Begin DATA LISTING

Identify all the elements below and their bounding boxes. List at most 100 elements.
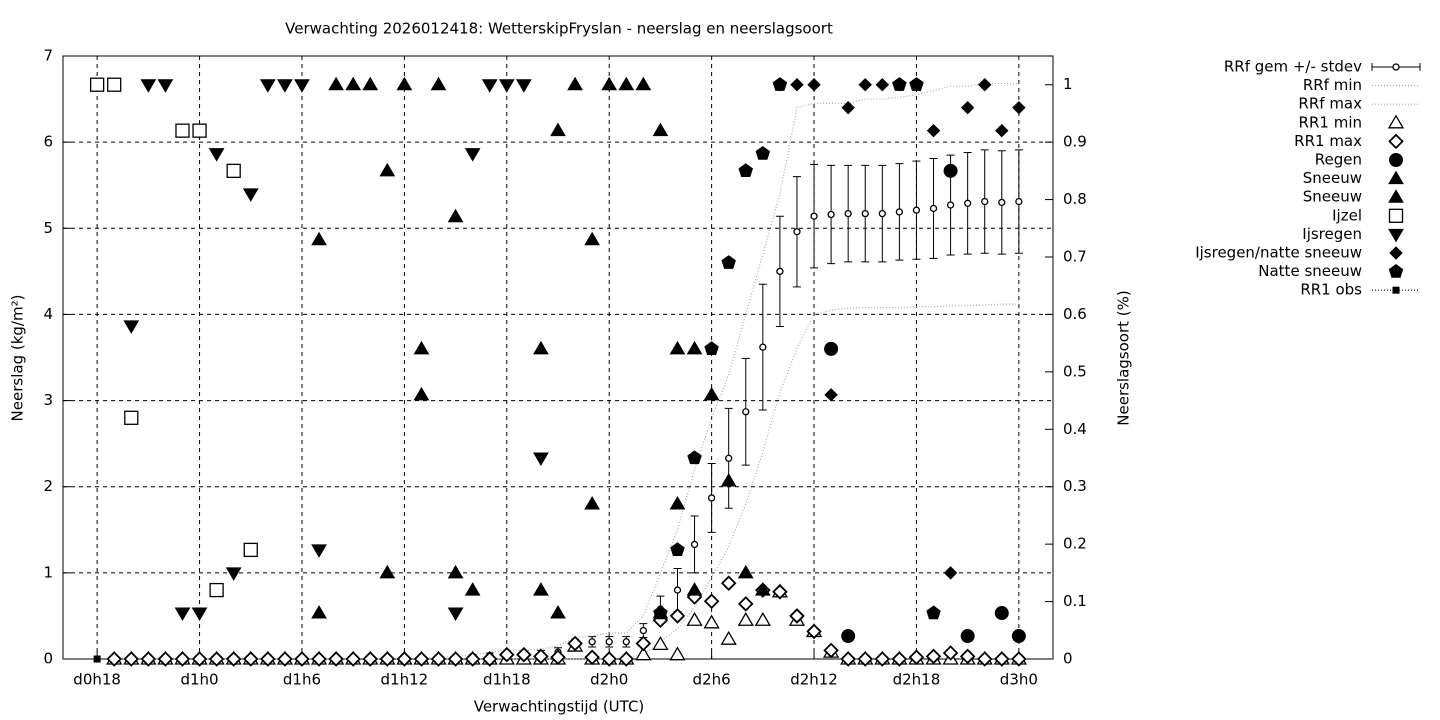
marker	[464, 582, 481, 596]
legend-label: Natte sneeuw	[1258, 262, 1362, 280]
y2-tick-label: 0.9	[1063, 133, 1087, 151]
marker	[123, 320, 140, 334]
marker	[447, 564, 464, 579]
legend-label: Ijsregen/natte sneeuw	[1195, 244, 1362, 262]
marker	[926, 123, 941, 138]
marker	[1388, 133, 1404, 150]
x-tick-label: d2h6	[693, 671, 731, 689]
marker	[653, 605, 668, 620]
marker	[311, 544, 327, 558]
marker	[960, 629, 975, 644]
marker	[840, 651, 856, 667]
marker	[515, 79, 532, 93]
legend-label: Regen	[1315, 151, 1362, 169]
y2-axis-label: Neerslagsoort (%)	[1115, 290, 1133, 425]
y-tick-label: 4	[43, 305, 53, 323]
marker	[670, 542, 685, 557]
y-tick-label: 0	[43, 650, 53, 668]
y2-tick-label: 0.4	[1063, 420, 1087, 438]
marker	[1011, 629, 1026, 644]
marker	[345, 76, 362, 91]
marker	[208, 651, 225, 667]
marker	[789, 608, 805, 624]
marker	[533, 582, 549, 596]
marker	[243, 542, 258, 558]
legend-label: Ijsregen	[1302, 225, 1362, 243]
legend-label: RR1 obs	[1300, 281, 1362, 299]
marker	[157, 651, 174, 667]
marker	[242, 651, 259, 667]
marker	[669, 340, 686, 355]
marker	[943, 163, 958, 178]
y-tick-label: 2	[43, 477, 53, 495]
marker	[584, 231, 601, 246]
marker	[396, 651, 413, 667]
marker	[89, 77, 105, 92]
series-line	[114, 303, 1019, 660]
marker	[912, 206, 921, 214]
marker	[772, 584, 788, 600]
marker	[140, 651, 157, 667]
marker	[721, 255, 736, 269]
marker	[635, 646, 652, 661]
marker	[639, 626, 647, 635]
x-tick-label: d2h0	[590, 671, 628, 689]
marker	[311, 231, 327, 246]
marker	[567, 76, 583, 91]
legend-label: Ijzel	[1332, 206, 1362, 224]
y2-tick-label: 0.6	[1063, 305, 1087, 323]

End DATA LISTING

Collect every line in the records above that contains the string "legend", and copy each one.

■ **TASK ANSWER**
legend-label: Natte sneeuw	[1258, 262, 1362, 280]
legend-label: Ijsregen/natte sneeuw	[1195, 244, 1362, 262]
legend-label: Regen	[1315, 151, 1362, 169]
legend-label: Ijsregen	[1302, 225, 1362, 243]
legend-label: RR1 obs	[1300, 281, 1362, 299]
legend-label: Ijzel	[1332, 206, 1362, 224]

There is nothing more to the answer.